# [Task brief]
Please reproduce the material below word for word, leaving out the pictures.
-- Data supplied start --
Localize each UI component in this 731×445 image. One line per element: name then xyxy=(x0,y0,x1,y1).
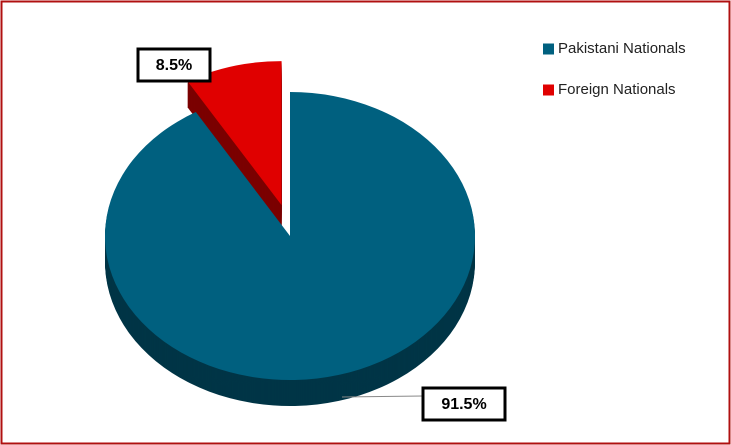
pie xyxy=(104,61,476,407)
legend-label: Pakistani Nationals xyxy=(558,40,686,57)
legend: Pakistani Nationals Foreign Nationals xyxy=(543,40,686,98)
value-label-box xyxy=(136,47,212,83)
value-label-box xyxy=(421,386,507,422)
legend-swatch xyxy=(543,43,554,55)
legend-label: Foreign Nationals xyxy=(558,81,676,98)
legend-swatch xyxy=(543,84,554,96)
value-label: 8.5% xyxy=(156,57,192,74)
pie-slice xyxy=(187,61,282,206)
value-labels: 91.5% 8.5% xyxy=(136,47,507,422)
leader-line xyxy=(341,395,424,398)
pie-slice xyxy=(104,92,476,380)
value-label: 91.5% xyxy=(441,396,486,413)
-- Data supplied end --
# [Exercise answer]
Localize each UI component in this 731×445 image. One line per element: name then xyxy=(x0,y0,x1,y1).
pie xyxy=(104,61,476,407)
legend-label: Pakistani Nationals xyxy=(558,40,686,57)
legend: Pakistani Nationals Foreign Nationals xyxy=(543,40,686,98)
value-label-box xyxy=(136,47,212,83)
value-label-box xyxy=(421,386,507,422)
legend-swatch xyxy=(543,43,554,55)
legend-label: Foreign Nationals xyxy=(558,81,676,98)
legend-swatch xyxy=(543,84,554,96)
value-label: 8.5% xyxy=(156,57,192,74)
pie-slice xyxy=(187,61,282,206)
value-labels: 91.5% 8.5% xyxy=(136,47,507,422)
leader-line xyxy=(341,395,424,398)
pie-slice xyxy=(104,92,476,380)
value-label: 91.5% xyxy=(441,396,486,413)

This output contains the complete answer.